**WORK REQUIRED:**
Examine the material below. Gather every line in which the string "mots" appears.
━━━ SUPPLIED ENTRIES
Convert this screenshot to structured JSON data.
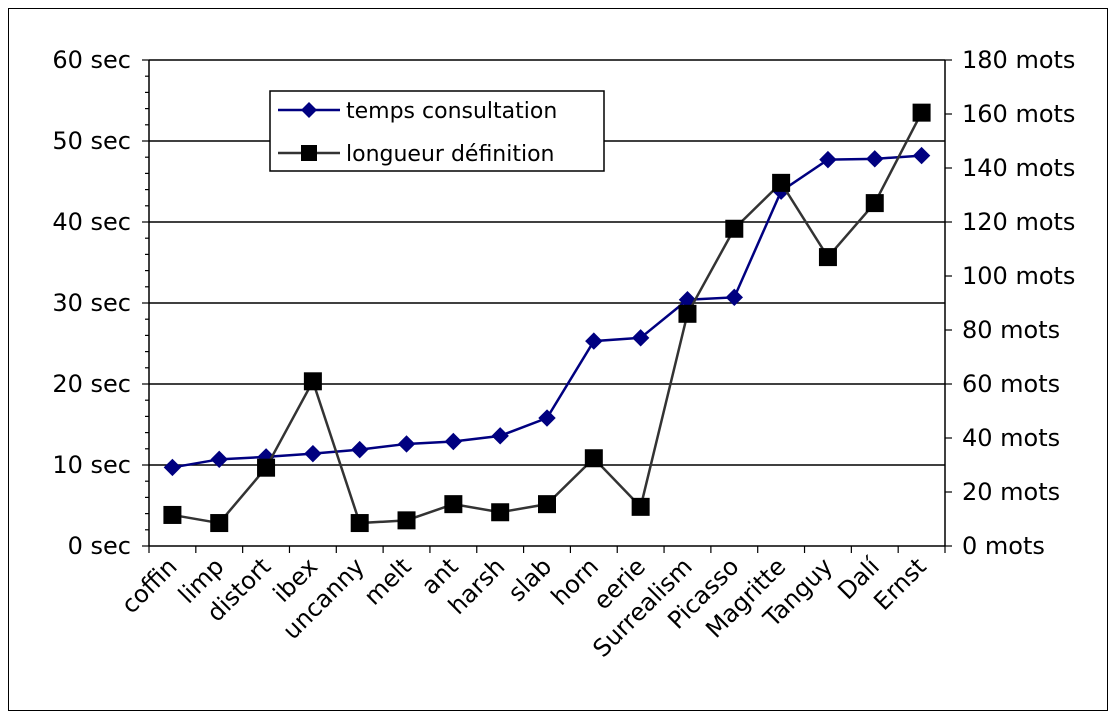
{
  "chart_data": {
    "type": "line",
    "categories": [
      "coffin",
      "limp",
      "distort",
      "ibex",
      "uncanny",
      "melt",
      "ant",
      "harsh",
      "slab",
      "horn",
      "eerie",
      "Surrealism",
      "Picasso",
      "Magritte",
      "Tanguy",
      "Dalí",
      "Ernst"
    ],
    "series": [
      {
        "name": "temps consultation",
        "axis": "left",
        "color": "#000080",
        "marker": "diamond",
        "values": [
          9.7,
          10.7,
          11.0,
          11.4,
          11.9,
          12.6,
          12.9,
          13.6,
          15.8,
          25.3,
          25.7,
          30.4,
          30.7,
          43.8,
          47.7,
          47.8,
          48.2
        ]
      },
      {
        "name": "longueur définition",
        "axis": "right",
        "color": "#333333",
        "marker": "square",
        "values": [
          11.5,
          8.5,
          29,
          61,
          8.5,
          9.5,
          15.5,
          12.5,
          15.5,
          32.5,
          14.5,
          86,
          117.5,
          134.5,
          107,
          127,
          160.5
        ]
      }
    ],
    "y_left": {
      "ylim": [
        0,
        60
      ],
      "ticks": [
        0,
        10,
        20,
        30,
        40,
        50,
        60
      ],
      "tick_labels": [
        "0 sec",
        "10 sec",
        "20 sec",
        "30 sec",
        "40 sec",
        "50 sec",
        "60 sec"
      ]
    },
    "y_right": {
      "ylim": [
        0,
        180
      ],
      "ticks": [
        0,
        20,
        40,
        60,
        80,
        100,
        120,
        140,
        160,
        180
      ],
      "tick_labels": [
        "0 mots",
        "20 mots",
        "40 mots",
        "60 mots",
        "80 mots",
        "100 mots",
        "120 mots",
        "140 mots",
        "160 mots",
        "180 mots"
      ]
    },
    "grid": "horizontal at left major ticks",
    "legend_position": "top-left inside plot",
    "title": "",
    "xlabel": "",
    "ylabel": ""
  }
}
━━━━━━
━━━ SUPPLIED ENTRIES
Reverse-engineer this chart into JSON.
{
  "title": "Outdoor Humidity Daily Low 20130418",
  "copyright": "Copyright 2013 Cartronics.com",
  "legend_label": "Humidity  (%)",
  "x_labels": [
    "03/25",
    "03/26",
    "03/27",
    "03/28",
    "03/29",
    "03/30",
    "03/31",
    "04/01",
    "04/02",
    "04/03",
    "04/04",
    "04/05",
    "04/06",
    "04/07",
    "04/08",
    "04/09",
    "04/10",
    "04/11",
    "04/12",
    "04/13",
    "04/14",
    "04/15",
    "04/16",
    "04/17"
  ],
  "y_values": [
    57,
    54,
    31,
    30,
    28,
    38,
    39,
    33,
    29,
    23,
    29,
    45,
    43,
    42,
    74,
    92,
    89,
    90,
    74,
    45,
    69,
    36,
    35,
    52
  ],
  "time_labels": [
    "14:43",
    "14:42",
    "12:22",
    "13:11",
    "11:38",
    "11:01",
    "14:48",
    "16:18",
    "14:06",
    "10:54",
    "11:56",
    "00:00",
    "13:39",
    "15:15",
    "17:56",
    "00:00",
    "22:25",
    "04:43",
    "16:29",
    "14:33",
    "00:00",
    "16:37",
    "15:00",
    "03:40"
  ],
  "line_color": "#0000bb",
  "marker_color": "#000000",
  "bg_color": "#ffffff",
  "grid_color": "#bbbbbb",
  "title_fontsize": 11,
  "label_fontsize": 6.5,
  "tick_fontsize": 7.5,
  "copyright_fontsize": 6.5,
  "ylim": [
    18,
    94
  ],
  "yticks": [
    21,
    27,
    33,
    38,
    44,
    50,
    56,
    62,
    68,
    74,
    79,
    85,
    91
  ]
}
━━━━━━
**FINAL RESULT:**
        "0 mots",
        "20 mots",
        "40 mots",
        "60 mots",
        "80 mots",
        "100 mots",
        "120 mots",
        "140 mots",
        "160 mots",
        "180 mots"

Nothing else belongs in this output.